Task to complete. Could every line of the data be printed exactly as it reads?

Extracted information.
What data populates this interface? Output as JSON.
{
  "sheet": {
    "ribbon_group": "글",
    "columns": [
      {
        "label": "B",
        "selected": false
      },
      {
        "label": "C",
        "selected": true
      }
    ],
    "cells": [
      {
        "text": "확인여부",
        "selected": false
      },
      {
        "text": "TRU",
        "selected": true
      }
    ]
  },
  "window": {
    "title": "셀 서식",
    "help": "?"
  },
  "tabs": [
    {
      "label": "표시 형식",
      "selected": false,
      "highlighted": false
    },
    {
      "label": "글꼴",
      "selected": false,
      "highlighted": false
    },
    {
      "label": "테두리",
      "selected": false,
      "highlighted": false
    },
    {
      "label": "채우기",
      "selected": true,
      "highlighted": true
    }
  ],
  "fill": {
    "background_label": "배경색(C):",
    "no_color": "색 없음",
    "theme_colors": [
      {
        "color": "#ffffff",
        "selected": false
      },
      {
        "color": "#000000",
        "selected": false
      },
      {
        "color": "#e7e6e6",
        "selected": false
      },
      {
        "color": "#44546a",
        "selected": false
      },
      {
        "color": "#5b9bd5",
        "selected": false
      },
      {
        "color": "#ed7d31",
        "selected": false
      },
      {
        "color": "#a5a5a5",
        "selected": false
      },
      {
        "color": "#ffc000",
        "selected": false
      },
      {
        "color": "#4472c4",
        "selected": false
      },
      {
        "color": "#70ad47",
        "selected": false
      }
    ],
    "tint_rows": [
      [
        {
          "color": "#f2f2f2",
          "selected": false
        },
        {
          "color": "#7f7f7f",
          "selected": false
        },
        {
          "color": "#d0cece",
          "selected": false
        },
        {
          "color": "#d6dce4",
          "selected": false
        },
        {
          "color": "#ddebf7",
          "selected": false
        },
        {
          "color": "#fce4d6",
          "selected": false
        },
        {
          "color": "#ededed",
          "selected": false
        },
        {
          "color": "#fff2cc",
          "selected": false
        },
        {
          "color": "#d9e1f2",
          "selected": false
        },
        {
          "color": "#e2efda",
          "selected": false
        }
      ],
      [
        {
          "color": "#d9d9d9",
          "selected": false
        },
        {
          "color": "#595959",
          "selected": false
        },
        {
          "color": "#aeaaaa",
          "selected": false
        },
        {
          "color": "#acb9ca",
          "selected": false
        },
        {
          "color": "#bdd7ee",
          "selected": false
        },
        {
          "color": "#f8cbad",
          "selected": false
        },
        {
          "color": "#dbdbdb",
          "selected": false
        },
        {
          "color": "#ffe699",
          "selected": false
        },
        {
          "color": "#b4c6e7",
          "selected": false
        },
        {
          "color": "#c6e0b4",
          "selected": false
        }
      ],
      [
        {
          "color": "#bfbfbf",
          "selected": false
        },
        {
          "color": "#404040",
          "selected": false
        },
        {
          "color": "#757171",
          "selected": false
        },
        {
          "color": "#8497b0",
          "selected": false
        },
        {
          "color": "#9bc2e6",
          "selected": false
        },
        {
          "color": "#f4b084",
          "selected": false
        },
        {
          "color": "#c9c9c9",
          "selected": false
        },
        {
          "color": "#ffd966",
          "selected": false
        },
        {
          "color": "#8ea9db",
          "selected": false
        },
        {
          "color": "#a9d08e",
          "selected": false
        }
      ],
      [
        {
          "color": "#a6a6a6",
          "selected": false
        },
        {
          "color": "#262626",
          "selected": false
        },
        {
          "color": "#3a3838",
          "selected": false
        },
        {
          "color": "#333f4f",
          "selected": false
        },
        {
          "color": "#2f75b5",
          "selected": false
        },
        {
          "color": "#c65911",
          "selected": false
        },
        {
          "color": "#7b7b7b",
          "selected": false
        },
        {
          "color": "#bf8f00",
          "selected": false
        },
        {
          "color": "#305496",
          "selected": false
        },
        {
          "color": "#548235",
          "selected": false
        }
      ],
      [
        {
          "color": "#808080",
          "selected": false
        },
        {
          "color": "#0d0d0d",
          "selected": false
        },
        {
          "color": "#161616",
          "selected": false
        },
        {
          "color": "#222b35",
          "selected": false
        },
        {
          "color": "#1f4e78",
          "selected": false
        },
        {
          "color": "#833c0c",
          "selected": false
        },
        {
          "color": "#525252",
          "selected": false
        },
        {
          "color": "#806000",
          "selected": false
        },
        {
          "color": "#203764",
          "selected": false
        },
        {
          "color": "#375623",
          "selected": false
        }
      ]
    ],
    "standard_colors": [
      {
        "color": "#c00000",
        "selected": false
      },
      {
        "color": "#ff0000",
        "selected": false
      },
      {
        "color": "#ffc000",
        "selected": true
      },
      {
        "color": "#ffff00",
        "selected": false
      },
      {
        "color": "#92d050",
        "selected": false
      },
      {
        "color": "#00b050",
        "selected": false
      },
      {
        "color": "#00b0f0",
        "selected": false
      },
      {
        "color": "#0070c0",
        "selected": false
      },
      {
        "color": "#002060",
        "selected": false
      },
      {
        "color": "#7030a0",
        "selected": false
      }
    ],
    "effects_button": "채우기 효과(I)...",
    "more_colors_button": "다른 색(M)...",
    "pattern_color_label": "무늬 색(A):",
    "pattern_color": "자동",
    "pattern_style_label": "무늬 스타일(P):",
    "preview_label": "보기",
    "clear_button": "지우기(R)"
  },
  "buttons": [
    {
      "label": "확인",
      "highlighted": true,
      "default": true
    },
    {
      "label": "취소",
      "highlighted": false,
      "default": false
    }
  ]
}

Answer for this exercise.
What data populates this interface? Output as JSON.
{
  "sheet": {
    "ribbon_group": "글",
    "columns": [
      {
        "label": "B",
        "selected": false
      },
      {
        "label": "C",
        "selected": true
      }
    ],
    "cells": [
      {
        "text": "확인여부",
        "selected": false
      },
      {
        "text": "TRU",
        "selected": true
      }
    ]
  },
  "window": {
    "title": "셀 서식",
    "help": "?"
  },
  "tabs": [
    {
      "label": "표시 형식",
      "selected": false,
      "highlighted": false
    },
    {
      "label": "글꼴",
      "selected": false,
      "highlighted": false
    },
    {
      "label": "테두리",
      "selected": false,
      "highlighted": false
    },
    {
      "label": "채우기",
      "selected": true,
      "highlighted": true
    }
  ],
  "fill": {
    "background_label": "배경색(C):",
    "no_color": "색 없음",
    "theme_colors": [
      {
        "color": "#ffffff",
        "selected": false
      },
      {
        "color": "#000000",
        "selected": false
      },
      {
        "color": "#e7e6e6",
        "selected": false
      },
      {
        "color": "#44546a",
        "selected": false
      },
      {
        "color": "#5b9bd5",
        "selected": false
      },
      {
        "color": "#ed7d31",
        "selected": false
      },
      {
        "color": "#a5a5a5",
        "selected": false
      },
      {
        "color": "#ffc000",
        "selected": false
      },
      {
        "color": "#4472c4",
        "selected": false
      },
      {
        "color": "#70ad47",
        "selected": false
      }
    ],
    "tint_rows": [
      [
        {
          "color": "#f2f2f2",
          "selected": false
        },
        {
          "color": "#7f7f7f",
          "selected": false
        },
        {
          "color": "#d0cece",
          "selected": false
        },
        {
          "color": "#d6dce4",
          "selected": false
        },
        {
          "color": "#ddebf7",
          "selected": false
        },
        {
          "color": "#fce4d6",
          "selected": false
        },
        {
          "color": "#ededed",
          "selected": false
        },
        {
          "color": "#fff2cc",
          "selected": false
        },
        {
          "color": "#d9e1f2",
          "selected": false
        },
        {
          "color": "#e2efda",
          "selected": false
        }
      ],
      [
        {
          "color": "#d9d9d9",
          "selected": false
        },
        {
          "color": "#595959",
          "selected": false
        },
        {
          "color": "#aeaaaa",
          "selected": false
        },
        {
          "color": "#acb9ca",
          "selected": false
        },
        {
          "color": "#bdd7ee",
          "selected": false
        },
        {
          "color": "#f8cbad",
          "selected": false
        },
        {
          "color": "#dbdbdb",
          "selected": false
        },
        {
          "color": "#ffe699",
          "selected": false
        },
        {
          "color": "#b4c6e7",
          "selected": false
        },
        {
          "color": "#c6e0b4",
          "selected": false
        }
      ],
      [
        {
          "color": "#bfbfbf",
          "selected": false
        },
        {
          "color": "#404040",
          "selected": false
        },
        {
          "color": "#757171",
          "selected": false
        },
        {
          "color": "#8497b0",
          "selected": false
        },
        {
          "color": "#9bc2e6",
          "selected": false
        },
        {
          "color": "#f4b084",
          "selected": false
        },
        {
          "color": "#c9c9c9",
          "selected": false
        },
        {
          "color": "#ffd966",
          "selected": false
        },
        {
          "color": "#8ea9db",
          "selected": false
        },
        {
          "color": "#a9d08e",
          "selected": false
        }
      ],
      [
        {
          "color": "#a6a6a6",
          "selected": false
        },
        {
          "color": "#262626",
          "selected": false
        },
        {
          "color": "#3a3838",
          "selected": false
        },
        {
          "color": "#333f4f",
          "selected": false
        },
        {
          "color": "#2f75b5",
          "selected": false
        },
        {
          "color": "#c65911",
          "selected": false
        },
        {
          "color": "#7b7b7b",
          "selected": false
        },
        {
          "color": "#bf8f00",
          "selected": false
        },
        {
          "color": "#305496",
          "selected": false
        },
        {
          "color": "#548235",
          "selected": false
        }
      ],
      [
        {
          "color": "#808080",
          "selected": false
        },
        {
          "color": "#0d0d0d",
          "selected": false
        },
        {
          "color": "#161616",
          "selected": false
        },
        {
          "color": "#222b35",
          "selected": false
        },
        {
          "color": "#1f4e78",
          "selected": false
        },
        {
          "color": "#833c0c",
          "selected": false
        },
        {
          "color": "#525252",
          "selected": false
        },
        {
          "color": "#806000",
          "selected": false
        },
        {
          "color": "#203764",
          "selected": false
        },
        {
          "color": "#375623",
          "selected": false
        }
      ]
    ],
    "standard_colors": [
      {
        "color": "#c00000",
        "selected": false
      },
      {
        "color": "#ff0000",
        "selected": false
      },
      {
        "color": "#ffc000",
        "selected": true
      },
      {
        "color": "#ffff00",
        "selected": false
      },
      {
        "color": "#92d050",
        "selected": false
      },
      {
        "color": "#00b050",
        "selected": false
      },
      {
        "color": "#00b0f0",
        "selected": false
      },
      {
        "color": "#0070c0",
        "selected": false
      },
      {
        "color": "#002060",
        "selected": false
      },
      {
        "color": "#7030a0",
        "selected": false
      }
    ],
    "effects_button": "채우기 효과(I)...",
    "more_colors_button": "다른 색(M)...",
    "pattern_color_label": "무늬 색(A):",
    "pattern_color": "자동",
    "pattern_style_label": "무늬 스타일(P):",
    "preview_label": "보기",
    "clear_button": "지우기(R)"
  },
  "buttons": [
    {
      "label": "확인",
      "highlighted": true,
      "default": true
    },
    {
      "label": "취소",
      "highlighted": false,
      "default": false
    }
  ]
}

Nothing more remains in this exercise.